== Problem requirements ==
Pick out all lines of the entries that include the word "America" and copy them.

== Extracted entries ==
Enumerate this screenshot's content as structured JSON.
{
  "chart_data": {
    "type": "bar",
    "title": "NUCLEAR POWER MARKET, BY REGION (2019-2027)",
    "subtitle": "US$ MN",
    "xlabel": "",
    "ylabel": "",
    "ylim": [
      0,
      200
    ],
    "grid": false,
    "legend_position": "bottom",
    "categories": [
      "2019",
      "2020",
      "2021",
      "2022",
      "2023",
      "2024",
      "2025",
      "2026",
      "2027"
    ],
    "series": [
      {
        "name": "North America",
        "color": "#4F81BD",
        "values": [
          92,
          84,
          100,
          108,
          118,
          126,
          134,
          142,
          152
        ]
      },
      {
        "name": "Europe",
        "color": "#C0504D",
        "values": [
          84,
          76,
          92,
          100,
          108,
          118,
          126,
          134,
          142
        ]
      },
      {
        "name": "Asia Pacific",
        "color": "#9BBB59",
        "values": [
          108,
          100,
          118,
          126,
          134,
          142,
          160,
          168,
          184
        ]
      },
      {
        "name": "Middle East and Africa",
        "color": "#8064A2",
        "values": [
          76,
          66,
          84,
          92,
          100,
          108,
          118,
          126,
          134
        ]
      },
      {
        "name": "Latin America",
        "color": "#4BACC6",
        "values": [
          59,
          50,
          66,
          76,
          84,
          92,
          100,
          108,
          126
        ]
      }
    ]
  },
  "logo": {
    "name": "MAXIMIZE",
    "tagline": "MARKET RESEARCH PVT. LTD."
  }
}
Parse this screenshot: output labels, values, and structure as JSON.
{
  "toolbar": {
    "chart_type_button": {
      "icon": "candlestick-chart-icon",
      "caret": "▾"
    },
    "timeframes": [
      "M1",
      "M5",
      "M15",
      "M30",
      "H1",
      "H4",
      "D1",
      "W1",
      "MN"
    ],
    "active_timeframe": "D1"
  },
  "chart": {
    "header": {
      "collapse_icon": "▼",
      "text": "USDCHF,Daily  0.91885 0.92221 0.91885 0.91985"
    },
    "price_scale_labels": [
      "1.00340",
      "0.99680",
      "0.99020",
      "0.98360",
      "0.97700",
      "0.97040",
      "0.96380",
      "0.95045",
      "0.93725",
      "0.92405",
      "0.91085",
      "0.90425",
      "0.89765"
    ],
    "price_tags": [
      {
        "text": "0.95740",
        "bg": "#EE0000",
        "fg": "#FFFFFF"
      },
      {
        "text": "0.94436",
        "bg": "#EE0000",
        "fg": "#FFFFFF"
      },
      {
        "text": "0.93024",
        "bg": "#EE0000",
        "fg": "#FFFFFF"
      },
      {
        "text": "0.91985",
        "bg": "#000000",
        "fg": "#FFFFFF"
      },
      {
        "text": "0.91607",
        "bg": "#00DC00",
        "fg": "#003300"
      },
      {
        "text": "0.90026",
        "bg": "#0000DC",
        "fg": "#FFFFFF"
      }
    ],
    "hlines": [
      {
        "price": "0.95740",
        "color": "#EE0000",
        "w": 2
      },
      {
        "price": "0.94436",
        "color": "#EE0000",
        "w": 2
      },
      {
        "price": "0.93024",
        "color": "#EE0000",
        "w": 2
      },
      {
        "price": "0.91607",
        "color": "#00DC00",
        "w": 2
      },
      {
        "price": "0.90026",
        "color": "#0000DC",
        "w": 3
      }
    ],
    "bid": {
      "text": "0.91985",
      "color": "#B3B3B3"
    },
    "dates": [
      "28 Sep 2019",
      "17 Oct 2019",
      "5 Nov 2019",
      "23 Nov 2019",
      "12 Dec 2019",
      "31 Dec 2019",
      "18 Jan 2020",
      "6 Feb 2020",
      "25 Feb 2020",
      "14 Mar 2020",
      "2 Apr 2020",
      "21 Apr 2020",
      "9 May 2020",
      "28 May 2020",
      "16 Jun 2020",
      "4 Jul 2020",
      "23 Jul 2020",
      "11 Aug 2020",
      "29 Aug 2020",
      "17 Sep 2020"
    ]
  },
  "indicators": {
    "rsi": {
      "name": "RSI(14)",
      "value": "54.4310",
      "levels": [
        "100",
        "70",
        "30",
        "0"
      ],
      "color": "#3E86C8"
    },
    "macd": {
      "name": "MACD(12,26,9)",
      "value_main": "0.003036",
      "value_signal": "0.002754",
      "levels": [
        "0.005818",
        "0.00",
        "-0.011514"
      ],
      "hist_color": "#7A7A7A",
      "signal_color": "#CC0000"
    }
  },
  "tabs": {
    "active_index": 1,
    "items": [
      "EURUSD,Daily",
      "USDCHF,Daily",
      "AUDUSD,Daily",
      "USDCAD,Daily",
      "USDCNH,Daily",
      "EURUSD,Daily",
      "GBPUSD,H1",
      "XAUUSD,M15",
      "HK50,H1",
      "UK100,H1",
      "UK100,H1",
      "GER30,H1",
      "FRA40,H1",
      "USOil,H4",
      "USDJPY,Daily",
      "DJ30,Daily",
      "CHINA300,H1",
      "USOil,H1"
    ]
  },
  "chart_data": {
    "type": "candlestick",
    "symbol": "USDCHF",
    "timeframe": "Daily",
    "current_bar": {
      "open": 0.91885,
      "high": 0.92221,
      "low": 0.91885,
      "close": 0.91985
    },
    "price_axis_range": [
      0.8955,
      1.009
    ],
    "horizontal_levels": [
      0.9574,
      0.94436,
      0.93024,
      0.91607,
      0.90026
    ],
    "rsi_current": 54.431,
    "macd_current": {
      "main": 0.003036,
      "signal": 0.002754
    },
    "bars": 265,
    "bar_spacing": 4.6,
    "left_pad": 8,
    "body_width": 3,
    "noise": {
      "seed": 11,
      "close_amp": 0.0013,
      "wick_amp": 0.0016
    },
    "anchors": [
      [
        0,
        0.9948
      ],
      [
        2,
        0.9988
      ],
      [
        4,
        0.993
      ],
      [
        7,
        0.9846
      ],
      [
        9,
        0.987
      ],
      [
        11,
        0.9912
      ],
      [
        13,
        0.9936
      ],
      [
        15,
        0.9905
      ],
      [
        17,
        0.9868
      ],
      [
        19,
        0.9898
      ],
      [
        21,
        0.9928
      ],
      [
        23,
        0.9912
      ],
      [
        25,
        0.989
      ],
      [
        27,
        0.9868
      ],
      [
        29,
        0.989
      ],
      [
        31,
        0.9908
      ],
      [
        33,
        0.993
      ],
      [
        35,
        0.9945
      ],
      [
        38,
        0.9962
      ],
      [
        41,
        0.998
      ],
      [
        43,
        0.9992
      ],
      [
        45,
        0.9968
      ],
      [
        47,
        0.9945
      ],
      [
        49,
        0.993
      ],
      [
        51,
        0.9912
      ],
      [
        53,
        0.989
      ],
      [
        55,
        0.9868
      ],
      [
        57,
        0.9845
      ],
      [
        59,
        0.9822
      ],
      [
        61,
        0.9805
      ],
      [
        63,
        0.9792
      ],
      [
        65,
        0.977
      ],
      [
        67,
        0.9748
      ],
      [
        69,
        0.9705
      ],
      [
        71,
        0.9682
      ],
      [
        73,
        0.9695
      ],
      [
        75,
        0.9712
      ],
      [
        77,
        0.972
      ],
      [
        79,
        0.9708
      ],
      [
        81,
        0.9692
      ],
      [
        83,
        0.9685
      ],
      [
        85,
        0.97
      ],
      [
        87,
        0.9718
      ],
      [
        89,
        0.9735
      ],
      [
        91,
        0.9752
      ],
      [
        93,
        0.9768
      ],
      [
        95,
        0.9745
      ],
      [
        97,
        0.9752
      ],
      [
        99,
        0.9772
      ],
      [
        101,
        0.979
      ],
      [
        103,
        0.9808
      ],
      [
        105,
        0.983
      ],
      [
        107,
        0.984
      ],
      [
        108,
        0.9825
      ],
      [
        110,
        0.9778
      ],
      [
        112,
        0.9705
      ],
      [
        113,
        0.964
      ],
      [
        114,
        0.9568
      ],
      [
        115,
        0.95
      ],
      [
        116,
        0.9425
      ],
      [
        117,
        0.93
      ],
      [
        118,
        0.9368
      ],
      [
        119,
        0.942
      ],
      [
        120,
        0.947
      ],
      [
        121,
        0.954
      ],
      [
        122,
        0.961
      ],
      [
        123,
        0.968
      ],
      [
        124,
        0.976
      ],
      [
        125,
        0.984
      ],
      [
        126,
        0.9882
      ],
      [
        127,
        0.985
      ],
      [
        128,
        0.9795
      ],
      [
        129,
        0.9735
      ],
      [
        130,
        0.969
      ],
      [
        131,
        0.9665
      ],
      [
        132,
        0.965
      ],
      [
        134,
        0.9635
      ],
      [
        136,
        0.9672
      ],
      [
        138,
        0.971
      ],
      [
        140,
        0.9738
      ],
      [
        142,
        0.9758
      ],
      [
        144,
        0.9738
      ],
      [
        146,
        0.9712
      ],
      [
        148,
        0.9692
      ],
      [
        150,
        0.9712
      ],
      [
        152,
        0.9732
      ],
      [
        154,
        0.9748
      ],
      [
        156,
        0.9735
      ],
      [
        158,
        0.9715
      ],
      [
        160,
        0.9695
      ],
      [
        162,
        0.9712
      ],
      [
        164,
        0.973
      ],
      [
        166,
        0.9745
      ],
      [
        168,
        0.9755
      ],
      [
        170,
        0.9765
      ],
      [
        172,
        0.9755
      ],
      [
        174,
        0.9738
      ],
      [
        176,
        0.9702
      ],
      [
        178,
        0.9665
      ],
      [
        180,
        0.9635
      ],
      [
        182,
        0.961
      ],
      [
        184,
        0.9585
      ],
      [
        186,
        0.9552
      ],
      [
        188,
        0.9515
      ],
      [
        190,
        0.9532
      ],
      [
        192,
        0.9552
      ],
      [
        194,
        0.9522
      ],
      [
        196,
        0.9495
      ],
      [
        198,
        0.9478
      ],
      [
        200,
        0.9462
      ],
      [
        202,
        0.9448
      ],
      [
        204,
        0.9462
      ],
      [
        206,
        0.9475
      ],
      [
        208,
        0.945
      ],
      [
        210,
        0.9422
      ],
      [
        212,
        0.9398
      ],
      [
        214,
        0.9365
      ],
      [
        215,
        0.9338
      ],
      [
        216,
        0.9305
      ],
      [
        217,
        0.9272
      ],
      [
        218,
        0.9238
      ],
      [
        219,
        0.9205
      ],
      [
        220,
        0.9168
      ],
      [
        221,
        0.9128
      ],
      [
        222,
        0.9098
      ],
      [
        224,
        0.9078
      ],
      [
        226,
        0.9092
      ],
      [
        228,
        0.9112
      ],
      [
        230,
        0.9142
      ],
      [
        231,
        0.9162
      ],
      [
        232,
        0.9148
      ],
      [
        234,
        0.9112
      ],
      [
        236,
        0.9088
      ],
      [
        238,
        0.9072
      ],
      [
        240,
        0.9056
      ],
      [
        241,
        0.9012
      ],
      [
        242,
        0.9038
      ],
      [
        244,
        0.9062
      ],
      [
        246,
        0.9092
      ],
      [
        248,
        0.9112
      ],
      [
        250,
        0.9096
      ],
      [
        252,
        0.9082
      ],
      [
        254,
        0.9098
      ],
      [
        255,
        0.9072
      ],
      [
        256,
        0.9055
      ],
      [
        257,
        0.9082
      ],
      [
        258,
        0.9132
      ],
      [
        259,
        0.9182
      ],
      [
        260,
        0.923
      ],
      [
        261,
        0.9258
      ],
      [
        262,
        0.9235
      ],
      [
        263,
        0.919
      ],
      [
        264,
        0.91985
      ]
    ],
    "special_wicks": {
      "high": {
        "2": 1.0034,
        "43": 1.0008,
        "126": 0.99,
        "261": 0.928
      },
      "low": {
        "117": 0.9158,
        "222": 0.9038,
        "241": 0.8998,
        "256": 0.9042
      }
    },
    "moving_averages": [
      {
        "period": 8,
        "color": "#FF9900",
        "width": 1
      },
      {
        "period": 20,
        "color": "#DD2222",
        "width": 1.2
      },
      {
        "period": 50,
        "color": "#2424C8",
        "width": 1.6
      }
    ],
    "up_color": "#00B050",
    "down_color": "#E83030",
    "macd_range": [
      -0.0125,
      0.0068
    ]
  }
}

== Solution for this problem ==
        "name": "North America",
        "name": "Latin America",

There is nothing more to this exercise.